## START EXTRACT PROVIDED
The cigarette business, he explained, doesn't require a large initial investment. Getting a business loan can be difficult for reservation residents as the unique nature of their land ownership can prevent them from qualifying for a bank loan.

In the 1990s, Rochester smokers were driving 90 to 100 miles to visit Smokin' Joes, a shop on the Tuscarora Nation reservation near Niagara Falls, in order to save $1 a pack.

With just a little initial advertising on television — the only advertising Ground said he's ever had to do — a lot of the Rochester market started drifting toward the Tonawanda Seneca community, a little more than half the distance to Tuscarora. "We became the stopping point for them," Ground said.

Though the number of smoke cigarettes shops at the Tonawanda Seneca reservation has tripled since Ground set up shop, "The business for each shop is well enough to take care of your employees and yourself and upgrade if you have to and stock a little higher in your warehouse," he said.
## END EXTRACT PROVIDED
Reproduce the text about the cigarette business word for word, in full. Please rely only on the text about the cigarette business for this.
## START STORED DATA
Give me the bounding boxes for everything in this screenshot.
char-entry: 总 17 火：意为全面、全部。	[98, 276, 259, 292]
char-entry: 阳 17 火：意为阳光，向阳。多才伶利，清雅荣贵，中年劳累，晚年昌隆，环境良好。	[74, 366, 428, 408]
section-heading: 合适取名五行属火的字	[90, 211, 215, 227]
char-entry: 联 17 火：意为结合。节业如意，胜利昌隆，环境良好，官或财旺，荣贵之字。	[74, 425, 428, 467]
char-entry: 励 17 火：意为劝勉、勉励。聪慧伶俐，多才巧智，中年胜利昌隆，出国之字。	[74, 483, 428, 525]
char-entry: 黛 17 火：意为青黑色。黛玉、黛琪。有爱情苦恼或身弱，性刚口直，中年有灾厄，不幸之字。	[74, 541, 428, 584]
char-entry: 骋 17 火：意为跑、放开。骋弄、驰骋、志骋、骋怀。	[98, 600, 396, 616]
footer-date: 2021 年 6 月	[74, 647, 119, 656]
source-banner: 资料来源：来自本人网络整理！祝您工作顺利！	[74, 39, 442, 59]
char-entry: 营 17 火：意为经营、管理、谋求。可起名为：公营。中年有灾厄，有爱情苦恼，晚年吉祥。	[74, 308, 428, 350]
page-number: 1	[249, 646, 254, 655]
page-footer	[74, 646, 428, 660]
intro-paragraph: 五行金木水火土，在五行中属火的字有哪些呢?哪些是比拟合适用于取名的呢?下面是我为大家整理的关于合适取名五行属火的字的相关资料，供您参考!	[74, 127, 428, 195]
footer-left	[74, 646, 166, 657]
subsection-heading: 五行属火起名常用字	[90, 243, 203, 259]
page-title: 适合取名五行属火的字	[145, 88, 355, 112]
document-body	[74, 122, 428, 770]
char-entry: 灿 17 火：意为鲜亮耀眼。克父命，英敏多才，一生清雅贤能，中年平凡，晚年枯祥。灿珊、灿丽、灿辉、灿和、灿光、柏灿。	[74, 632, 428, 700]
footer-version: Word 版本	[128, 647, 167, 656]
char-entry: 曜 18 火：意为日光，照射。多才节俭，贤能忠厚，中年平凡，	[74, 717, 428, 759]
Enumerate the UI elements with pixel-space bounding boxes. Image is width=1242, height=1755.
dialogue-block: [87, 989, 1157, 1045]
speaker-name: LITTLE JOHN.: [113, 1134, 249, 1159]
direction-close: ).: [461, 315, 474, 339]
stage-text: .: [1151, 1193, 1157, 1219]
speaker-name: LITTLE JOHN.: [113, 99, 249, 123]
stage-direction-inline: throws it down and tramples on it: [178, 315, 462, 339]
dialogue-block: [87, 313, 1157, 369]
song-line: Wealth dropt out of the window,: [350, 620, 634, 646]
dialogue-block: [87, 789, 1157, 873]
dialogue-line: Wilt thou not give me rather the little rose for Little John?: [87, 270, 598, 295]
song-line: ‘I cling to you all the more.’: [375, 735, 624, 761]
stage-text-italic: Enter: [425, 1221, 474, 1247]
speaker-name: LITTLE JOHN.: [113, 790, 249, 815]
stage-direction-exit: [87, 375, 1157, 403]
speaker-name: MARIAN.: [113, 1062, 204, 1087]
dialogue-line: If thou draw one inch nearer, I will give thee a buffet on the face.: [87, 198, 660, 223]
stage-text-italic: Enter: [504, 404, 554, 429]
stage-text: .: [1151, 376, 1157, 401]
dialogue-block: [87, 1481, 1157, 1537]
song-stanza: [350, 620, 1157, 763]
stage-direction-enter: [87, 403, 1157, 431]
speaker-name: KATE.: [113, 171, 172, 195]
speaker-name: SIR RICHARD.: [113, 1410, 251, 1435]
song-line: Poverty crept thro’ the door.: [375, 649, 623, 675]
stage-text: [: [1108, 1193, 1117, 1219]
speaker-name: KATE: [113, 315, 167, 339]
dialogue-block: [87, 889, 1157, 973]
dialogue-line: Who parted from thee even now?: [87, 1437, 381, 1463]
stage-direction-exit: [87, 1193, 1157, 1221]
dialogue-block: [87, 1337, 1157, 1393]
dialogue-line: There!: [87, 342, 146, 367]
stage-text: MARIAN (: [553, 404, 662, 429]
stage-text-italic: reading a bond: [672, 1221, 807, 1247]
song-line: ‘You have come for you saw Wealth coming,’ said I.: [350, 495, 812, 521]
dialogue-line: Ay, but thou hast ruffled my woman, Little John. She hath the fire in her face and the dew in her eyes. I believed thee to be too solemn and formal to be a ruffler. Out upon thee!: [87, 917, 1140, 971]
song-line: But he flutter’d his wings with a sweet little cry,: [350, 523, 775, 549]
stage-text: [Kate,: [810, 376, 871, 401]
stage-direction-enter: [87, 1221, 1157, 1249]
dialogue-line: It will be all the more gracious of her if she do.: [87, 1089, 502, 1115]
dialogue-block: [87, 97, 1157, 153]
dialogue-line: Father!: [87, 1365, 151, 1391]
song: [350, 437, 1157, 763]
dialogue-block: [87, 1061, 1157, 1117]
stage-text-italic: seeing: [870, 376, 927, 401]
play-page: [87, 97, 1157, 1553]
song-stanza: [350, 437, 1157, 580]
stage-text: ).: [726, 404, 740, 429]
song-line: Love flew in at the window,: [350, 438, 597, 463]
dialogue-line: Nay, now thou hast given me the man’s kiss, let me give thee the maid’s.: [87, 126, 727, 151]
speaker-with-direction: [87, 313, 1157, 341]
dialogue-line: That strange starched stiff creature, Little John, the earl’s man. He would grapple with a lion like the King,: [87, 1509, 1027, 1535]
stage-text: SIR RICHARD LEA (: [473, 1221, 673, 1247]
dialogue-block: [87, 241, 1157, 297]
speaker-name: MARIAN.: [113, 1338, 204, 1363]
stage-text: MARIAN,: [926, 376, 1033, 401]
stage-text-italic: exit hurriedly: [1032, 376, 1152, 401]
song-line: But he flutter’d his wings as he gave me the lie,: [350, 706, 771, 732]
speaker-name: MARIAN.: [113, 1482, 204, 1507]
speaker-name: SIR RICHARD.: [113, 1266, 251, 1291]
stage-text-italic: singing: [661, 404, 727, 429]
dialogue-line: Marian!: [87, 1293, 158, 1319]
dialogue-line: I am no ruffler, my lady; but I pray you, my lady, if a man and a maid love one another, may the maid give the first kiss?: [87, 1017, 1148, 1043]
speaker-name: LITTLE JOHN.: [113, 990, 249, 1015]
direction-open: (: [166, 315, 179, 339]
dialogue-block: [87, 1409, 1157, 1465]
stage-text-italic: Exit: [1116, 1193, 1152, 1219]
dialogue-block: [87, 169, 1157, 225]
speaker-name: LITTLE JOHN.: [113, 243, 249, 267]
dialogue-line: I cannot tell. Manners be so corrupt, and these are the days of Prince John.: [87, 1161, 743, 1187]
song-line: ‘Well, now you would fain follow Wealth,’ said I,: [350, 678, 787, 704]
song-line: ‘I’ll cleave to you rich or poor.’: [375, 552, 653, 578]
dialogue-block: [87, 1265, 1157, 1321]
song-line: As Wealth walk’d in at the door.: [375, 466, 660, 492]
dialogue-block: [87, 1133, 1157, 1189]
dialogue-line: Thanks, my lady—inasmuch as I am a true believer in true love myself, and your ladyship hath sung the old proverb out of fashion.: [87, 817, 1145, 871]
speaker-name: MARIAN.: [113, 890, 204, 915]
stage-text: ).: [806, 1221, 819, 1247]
## END STORED DATA
ANSWER BELOW »
The cigarette business, he explained, doesn't require a large initial investment. Getting a business loan can be difficult for reservation residents as the unique nature of their land ownership can prevent them from qualifying for a bank loan.

In the 1990s, Rochester smokers were driving 90 to 100 miles to visit Smokin' Joes, a shop on the Tuscarora Nation reservation near Niagara Falls, in order to save $1 a pack.

With just a little initial advertising on television — the only advertising Ground said he's ever had to do — a lot of the Rochester market started drifting toward the Tonawanda Seneca community, a little more than half the distance to Tuscarora. "We became the stopping point for them," Ground said.

Though the number of smoke cigarettes shops at the Tonawanda Seneca reservation has tripled since Ground set up shop, "The business for each shop is well enough to take care of your employees and yourself and upgrade if you have to and stock a little higher in your warehouse," he said.